━━ Data to process ━━

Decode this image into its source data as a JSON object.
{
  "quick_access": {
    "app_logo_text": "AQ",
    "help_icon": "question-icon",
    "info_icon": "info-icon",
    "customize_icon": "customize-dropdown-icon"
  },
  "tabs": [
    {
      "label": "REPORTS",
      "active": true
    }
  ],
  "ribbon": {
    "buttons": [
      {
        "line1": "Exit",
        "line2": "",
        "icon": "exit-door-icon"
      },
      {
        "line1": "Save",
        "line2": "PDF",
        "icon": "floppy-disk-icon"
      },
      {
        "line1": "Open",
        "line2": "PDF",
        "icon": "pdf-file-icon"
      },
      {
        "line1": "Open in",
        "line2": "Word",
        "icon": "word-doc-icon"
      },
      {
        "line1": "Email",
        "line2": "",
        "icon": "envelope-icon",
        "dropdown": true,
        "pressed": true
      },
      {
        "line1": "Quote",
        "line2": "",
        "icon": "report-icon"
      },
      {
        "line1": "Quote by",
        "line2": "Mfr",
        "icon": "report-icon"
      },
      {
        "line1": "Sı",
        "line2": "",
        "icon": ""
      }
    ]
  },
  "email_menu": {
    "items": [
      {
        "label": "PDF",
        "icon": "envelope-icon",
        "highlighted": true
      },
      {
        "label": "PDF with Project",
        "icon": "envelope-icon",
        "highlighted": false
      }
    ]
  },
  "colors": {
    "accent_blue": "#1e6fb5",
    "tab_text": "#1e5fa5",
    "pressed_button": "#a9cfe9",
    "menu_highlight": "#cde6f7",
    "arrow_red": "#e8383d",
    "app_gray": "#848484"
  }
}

━━━

:: Exercise ::
Every entry in the listing must be retyped exactly.

:: Result below ::
Decode this image into its source data as a JSON object.
{
  "quick_access": {
    "app_logo_text": "AQ",
    "help_icon": "question-icon",
    "info_icon": "info-icon",
    "customize_icon": "customize-dropdown-icon"
  },
  "tabs": [
    {
      "label": "REPORTS",
      "active": true
    }
  ],
  "ribbon": {
    "buttons": [
      {
        "line1": "Exit",
        "line2": "",
        "icon": "exit-door-icon"
      },
      {
        "line1": "Save",
        "line2": "PDF",
        "icon": "floppy-disk-icon"
      },
      {
        "line1": "Open",
        "line2": "PDF",
        "icon": "pdf-file-icon"
      },
      {
        "line1": "Open in",
        "line2": "Word",
        "icon": "word-doc-icon"
      },
      {
        "line1": "Email",
        "line2": "",
        "icon": "envelope-icon",
        "dropdown": true,
        "pressed": true
      },
      {
        "line1": "Quote",
        "line2": "",
        "icon": "report-icon"
      },
      {
        "line1": "Quote by",
        "line2": "Mfr",
        "icon": "report-icon"
      },
      {
        "line1": "Sı",
        "line2": "",
        "icon": ""
      }
    ]
  },
  "email_menu": {
    "items": [
      {
        "label": "PDF",
        "icon": "envelope-icon",
        "highlighted": true
      },
      {
        "label": "PDF with Project",
        "icon": "envelope-icon",
        "highlighted": false
      }
    ]
  },
  "colors": {
    "accent_blue": "#1e6fb5",
    "tab_text": "#1e5fa5",
    "pressed_button": "#a9cfe9",
    "menu_highlight": "#cde6f7",
    "arrow_red": "#e8383d",
    "app_gray": "#848484"
  }
}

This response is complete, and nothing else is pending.